* **To be done**:
Return all of the data exactly as written, without the pictures.

* **Given information**:
------------------------------------------------------------

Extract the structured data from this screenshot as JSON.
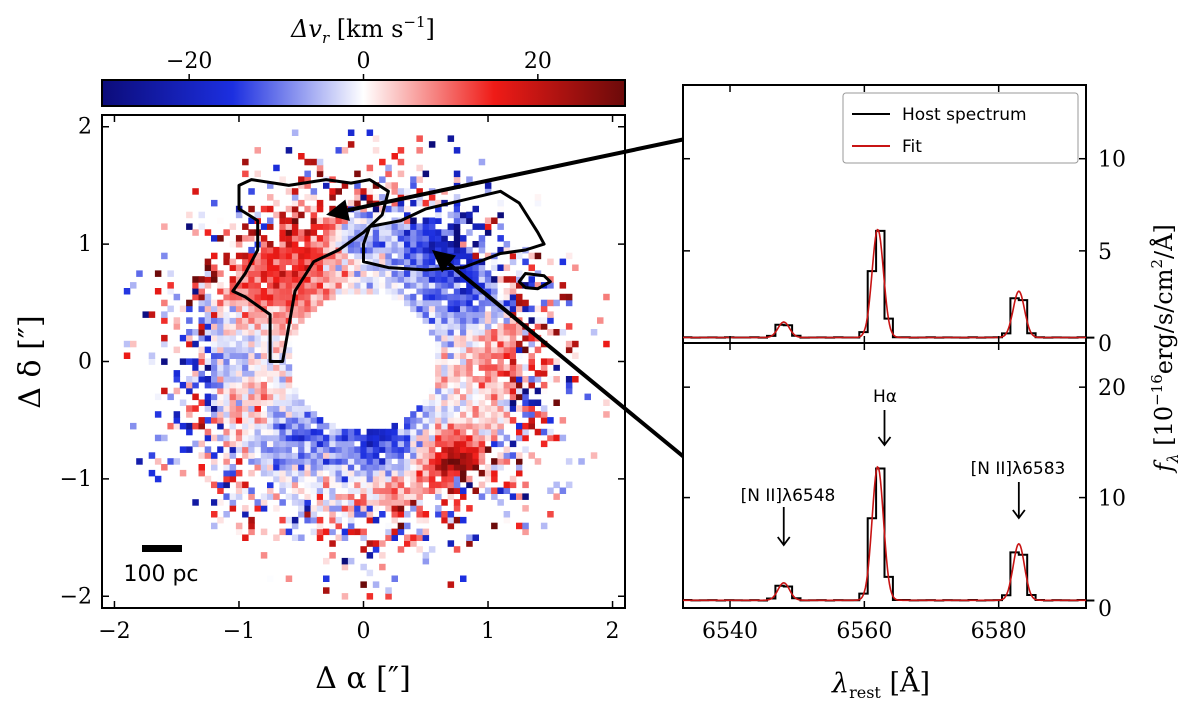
{
  "chart_data": [
    {
      "type": "heatmap",
      "panel": "velocity-map",
      "xlabel": "Δ α [″]",
      "ylabel": "Δ δ [″]",
      "xlim": [
        -2.1,
        2.1
      ],
      "ylim": [
        -2.1,
        2.1
      ],
      "xticks": [
        -2,
        -1,
        0,
        1,
        2
      ],
      "yticks": [
        -2,
        -1,
        0,
        1,
        2
      ],
      "xtick_labels": [
        "−2",
        "−1",
        "0",
        "1",
        "2"
      ],
      "ytick_labels": [
        "−2",
        "−1",
        "0",
        "1",
        "2"
      ],
      "colorbar": {
        "label": "Δv_r [km s⁻¹]",
        "range": [
          -30,
          30
        ],
        "ticks": [
          -20,
          0,
          20
        ],
        "tick_labels": [
          "−20",
          "0",
          "20"
        ],
        "colormap": [
          "#0c0c7a",
          "#1c2fe0",
          "#ffffff",
          "#ef1b17",
          "#6b0a0a"
        ]
      },
      "masked_region": {
        "center": [
          0,
          0
        ],
        "radius_arcsec": 0.6
      },
      "field_extent_arcsec": {
        "inner_radius": 0.6,
        "outer_radius": 2.0
      },
      "contours": [
        {
          "name": "redshifted-region",
          "points": [
            [
              -1.0,
              1.5
            ],
            [
              -0.9,
              1.55
            ],
            [
              -0.6,
              1.5
            ],
            [
              -0.3,
              1.55
            ],
            [
              -0.1,
              1.52
            ],
            [
              0.05,
              1.55
            ],
            [
              0.2,
              1.45
            ],
            [
              0.15,
              1.25
            ],
            [
              0.0,
              1.1
            ],
            [
              -0.2,
              0.95
            ],
            [
              -0.4,
              0.85
            ],
            [
              -0.55,
              0.6
            ],
            [
              -0.6,
              0.3
            ],
            [
              -0.65,
              0.0
            ],
            [
              -0.75,
              0.0
            ],
            [
              -0.75,
              0.4
            ],
            [
              -0.95,
              0.55
            ],
            [
              -1.05,
              0.6
            ],
            [
              -0.95,
              0.75
            ],
            [
              -0.85,
              0.95
            ],
            [
              -0.85,
              1.2
            ],
            [
              -1.0,
              1.3
            ]
          ]
        },
        {
          "name": "blueshifted-region",
          "points": [
            [
              0.0,
              1.0
            ],
            [
              0.05,
              1.15
            ],
            [
              0.3,
              1.2
            ],
            [
              0.5,
              1.3
            ],
            [
              0.9,
              1.4
            ],
            [
              1.1,
              1.45
            ],
            [
              1.25,
              1.35
            ],
            [
              1.4,
              1.1
            ],
            [
              1.45,
              1.0
            ],
            [
              1.3,
              0.95
            ],
            [
              1.1,
              0.92
            ],
            [
              0.8,
              0.8
            ],
            [
              0.5,
              0.78
            ],
            [
              0.2,
              0.8
            ],
            [
              0.0,
              0.85
            ]
          ]
        },
        {
          "name": "small-blob",
          "points": [
            [
              1.25,
              0.68
            ],
            [
              1.3,
              0.75
            ],
            [
              1.45,
              0.73
            ],
            [
              1.5,
              0.68
            ],
            [
              1.4,
              0.62
            ],
            [
              1.3,
              0.63
            ]
          ]
        }
      ],
      "annotations": [
        {
          "text": "100 pc",
          "type": "scale-bar"
        }
      ],
      "arrow_targets": [
        [
          -0.3,
          1.25
        ],
        [
          0.55,
          0.95
        ]
      ]
    },
    {
      "type": "line",
      "panel": "spectrum-top",
      "title": "",
      "xlim": [
        6533,
        6593
      ],
      "ylim": [
        0,
        14
      ],
      "yticks": [
        0,
        5,
        10
      ],
      "ytick_labels": [
        "0",
        "5",
        "10"
      ],
      "legend_position": "top-right",
      "series": [
        {
          "name": "Host spectrum",
          "color": "#000000",
          "style": "steps"
        },
        {
          "name": "Fit",
          "color": "#c81414",
          "style": "smooth"
        }
      ],
      "continuum": 0.3,
      "peaks": [
        {
          "line": "[N II]λ6548",
          "center": 6548,
          "amplitude": 0.9
        },
        {
          "line": "Hα",
          "center": 6562,
          "amplitude": 6.3
        },
        {
          "line": "[N II]λ6583",
          "center": 6583,
          "amplitude": 2.7
        }
      ]
    },
    {
      "type": "line",
      "panel": "spectrum-bottom",
      "xlim": [
        6533,
        6593
      ],
      "ylim": [
        0,
        24
      ],
      "xticks": [
        6540,
        6560,
        6580
      ],
      "xtick_labels": [
        "6540",
        "6560",
        "6580"
      ],
      "yticks": [
        0,
        10,
        20
      ],
      "ytick_labels": [
        "0",
        "10",
        "20"
      ],
      "xlabel": "λ_rest [Å]",
      "ylabel": "f_λ [10⁻¹⁶erg/s/cm²/Å]",
      "series": [
        {
          "name": "Host spectrum",
          "color": "#000000",
          "style": "steps"
        },
        {
          "name": "Fit",
          "color": "#c81414",
          "style": "smooth"
        }
      ],
      "continuum": 0.7,
      "peaks": [
        {
          "line": "[N II]λ6548",
          "center": 6548,
          "amplitude": 1.7
        },
        {
          "line": "Hα",
          "center": 6562,
          "amplitude": 13.0
        },
        {
          "line": "[N II]λ6583",
          "center": 6583,
          "amplitude": 5.5
        }
      ],
      "annotations": [
        {
          "text": "[N II]λ6548",
          "target": 6548
        },
        {
          "text": "Hα",
          "target": 6563
        },
        {
          "text": "[N II]λ6583",
          "target": 6583
        }
      ]
    }
  ],
  "labels": {
    "colorbar_label": "Δv",
    "colorbar_sub": "r",
    "colorbar_unit": " [km s",
    "colorbar_exp": "−1",
    "colorbar_close": "]",
    "map_ylabel": "Δ δ [″]",
    "map_xlabel": "Δ α [″]",
    "scale_bar": "100 pc",
    "spec_xlabel_main": "λ",
    "spec_xlabel_sub": "rest",
    "spec_xlabel_unit": " [Å]",
    "spec_ylabel": "f",
    "spec_ylabel_sub": "λ",
    "spec_ylabel_unit": " [10",
    "spec_ylabel_exp": "−16",
    "spec_ylabel_rest": "erg/s/cm",
    "spec_ylabel_exp2": "2",
    "spec_ylabel_end": "/Å]",
    "legend_host": "Host spectrum",
    "legend_fit": "Fit",
    "ann_nii_6548": "[N II]λ6548",
    "ann_halpha": "Hα",
    "ann_nii_6583": "[N II]λ6583"
  },
  "colors": {
    "host": "#000000",
    "fit": "#c81414",
    "contour": "#000000"
  }
}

------------------------------------------------------------

* **Correct response**:
Extract the structured data from this screenshot as JSON.
{
  "chart_data": [
    {
      "type": "heatmap",
      "panel": "velocity-map",
      "xlabel": "Δ α [″]",
      "ylabel": "Δ δ [″]",
      "xlim": [
        -2.1,
        2.1
      ],
      "ylim": [
        -2.1,
        2.1
      ],
      "xticks": [
        -2,
        -1,
        0,
        1,
        2
      ],
      "yticks": [
        -2,
        -1,
        0,
        1,
        2
      ],
      "xtick_labels": [
        "−2",
        "−1",
        "0",
        "1",
        "2"
      ],
      "ytick_labels": [
        "−2",
        "−1",
        "0",
        "1",
        "2"
      ],
      "colorbar": {
        "label": "Δv_r [km s⁻¹]",
        "range": [
          -30,
          30
        ],
        "ticks": [
          -20,
          0,
          20
        ],
        "tick_labels": [
          "−20",
          "0",
          "20"
        ],
        "colormap": [
          "#0c0c7a",
          "#1c2fe0",
          "#ffffff",
          "#ef1b17",
          "#6b0a0a"
        ]
      },
      "masked_region": {
        "center": [
          0,
          0
        ],
        "radius_arcsec": 0.6
      },
      "field_extent_arcsec": {
        "inner_radius": 0.6,
        "outer_radius": 2.0
      },
      "contours": [
        {
          "name": "redshifted-region",
          "points": [
            [
              -1.0,
              1.5
            ],
            [
              -0.9,
              1.55
            ],
            [
              -0.6,
              1.5
            ],
            [
              -0.3,
              1.55
            ],
            [
              -0.1,
              1.52
            ],
            [
              0.05,
              1.55
            ],
            [
              0.2,
              1.45
            ],
            [
              0.15,
              1.25
            ],
            [
              0.0,
              1.1
            ],
            [
              -0.2,
              0.95
            ],
            [
              -0.4,
              0.85
            ],
            [
              -0.55,
              0.6
            ],
            [
              -0.6,
              0.3
            ],
            [
              -0.65,
              0.0
            ],
            [
              -0.75,
              0.0
            ],
            [
              -0.75,
              0.4
            ],
            [
              -0.95,
              0.55
            ],
            [
              -1.05,
              0.6
            ],
            [
              -0.95,
              0.75
            ],
            [
              -0.85,
              0.95
            ],
            [
              -0.85,
              1.2
            ],
            [
              -1.0,
              1.3
            ]
          ]
        },
        {
          "name": "blueshifted-region",
          "points": [
            [
              0.0,
              1.0
            ],
            [
              0.05,
              1.15
            ],
            [
              0.3,
              1.2
            ],
            [
              0.5,
              1.3
            ],
            [
              0.9,
              1.4
            ],
            [
              1.1,
              1.45
            ],
            [
              1.25,
              1.35
            ],
            [
              1.4,
              1.1
            ],
            [
              1.45,
              1.0
            ],
            [
              1.3,
              0.95
            ],
            [
              1.1,
              0.92
            ],
            [
              0.8,
              0.8
            ],
            [
              0.5,
              0.78
            ],
            [
              0.2,
              0.8
            ],
            [
              0.0,
              0.85
            ]
          ]
        },
        {
          "name": "small-blob",
          "points": [
            [
              1.25,
              0.68
            ],
            [
              1.3,
              0.75
            ],
            [
              1.45,
              0.73
            ],
            [
              1.5,
              0.68
            ],
            [
              1.4,
              0.62
            ],
            [
              1.3,
              0.63
            ]
          ]
        }
      ],
      "annotations": [
        {
          "text": "100 pc",
          "type": "scale-bar"
        }
      ],
      "arrow_targets": [
        [
          -0.3,
          1.25
        ],
        [
          0.55,
          0.95
        ]
      ]
    },
    {
      "type": "line",
      "panel": "spectrum-top",
      "title": "",
      "xlim": [
        6533,
        6593
      ],
      "ylim": [
        0,
        14
      ],
      "yticks": [
        0,
        5,
        10
      ],
      "ytick_labels": [
        "0",
        "5",
        "10"
      ],
      "legend_position": "top-right",
      "series": [
        {
          "name": "Host spectrum",
          "color": "#000000",
          "style": "steps"
        },
        {
          "name": "Fit",
          "color": "#c81414",
          "style": "smooth"
        }
      ],
      "continuum": 0.3,
      "peaks": [
        {
          "line": "[N II]λ6548",
          "center": 6548,
          "amplitude": 0.9
        },
        {
          "line": "Hα",
          "center": 6562,
          "amplitude": 6.3
        },
        {
          "line": "[N II]λ6583",
          "center": 6583,
          "amplitude": 2.7
        }
      ]
    },
    {
      "type": "line",
      "panel": "spectrum-bottom",
      "xlim": [
        6533,
        6593
      ],
      "ylim": [
        0,
        24
      ],
      "xticks": [
        6540,
        6560,
        6580
      ],
      "xtick_labels": [
        "6540",
        "6560",
        "6580"
      ],
      "yticks": [
        0,
        10,
        20
      ],
      "ytick_labels": [
        "0",
        "10",
        "20"
      ],
      "xlabel": "λ_rest [Å]",
      "ylabel": "f_λ [10⁻¹⁶erg/s/cm²/Å]",
      "series": [
        {
          "name": "Host spectrum",
          "color": "#000000",
          "style": "steps"
        },
        {
          "name": "Fit",
          "color": "#c81414",
          "style": "smooth"
        }
      ],
      "continuum": 0.7,
      "peaks": [
        {
          "line": "[N II]λ6548",
          "center": 6548,
          "amplitude": 1.7
        },
        {
          "line": "Hα",
          "center": 6562,
          "amplitude": 13.0
        },
        {
          "line": "[N II]λ6583",
          "center": 6583,
          "amplitude": 5.5
        }
      ],
      "annotations": [
        {
          "text": "[N II]λ6548",
          "target": 6548
        },
        {
          "text": "Hα",
          "target": 6563
        },
        {
          "text": "[N II]λ6583",
          "target": 6583
        }
      ]
    }
  ],
  "labels": {
    "colorbar_label": "Δv",
    "colorbar_sub": "r",
    "colorbar_unit": " [km s",
    "colorbar_exp": "−1",
    "colorbar_close": "]",
    "map_ylabel": "Δ δ [″]",
    "map_xlabel": "Δ α [″]",
    "scale_bar": "100 pc",
    "spec_xlabel_main": "λ",
    "spec_xlabel_sub": "rest",
    "spec_xlabel_unit": " [Å]",
    "spec_ylabel": "f",
    "spec_ylabel_sub": "λ",
    "spec_ylabel_unit": " [10",
    "spec_ylabel_exp": "−16",
    "spec_ylabel_rest": "erg/s/cm",
    "spec_ylabel_exp2": "2",
    "spec_ylabel_end": "/Å]",
    "legend_host": "Host spectrum",
    "legend_fit": "Fit",
    "ann_nii_6548": "[N II]λ6548",
    "ann_halpha": "Hα",
    "ann_nii_6583": "[N II]λ6583"
  },
  "colors": {
    "host": "#000000",
    "fit": "#c81414",
    "contour": "#000000"
  }
}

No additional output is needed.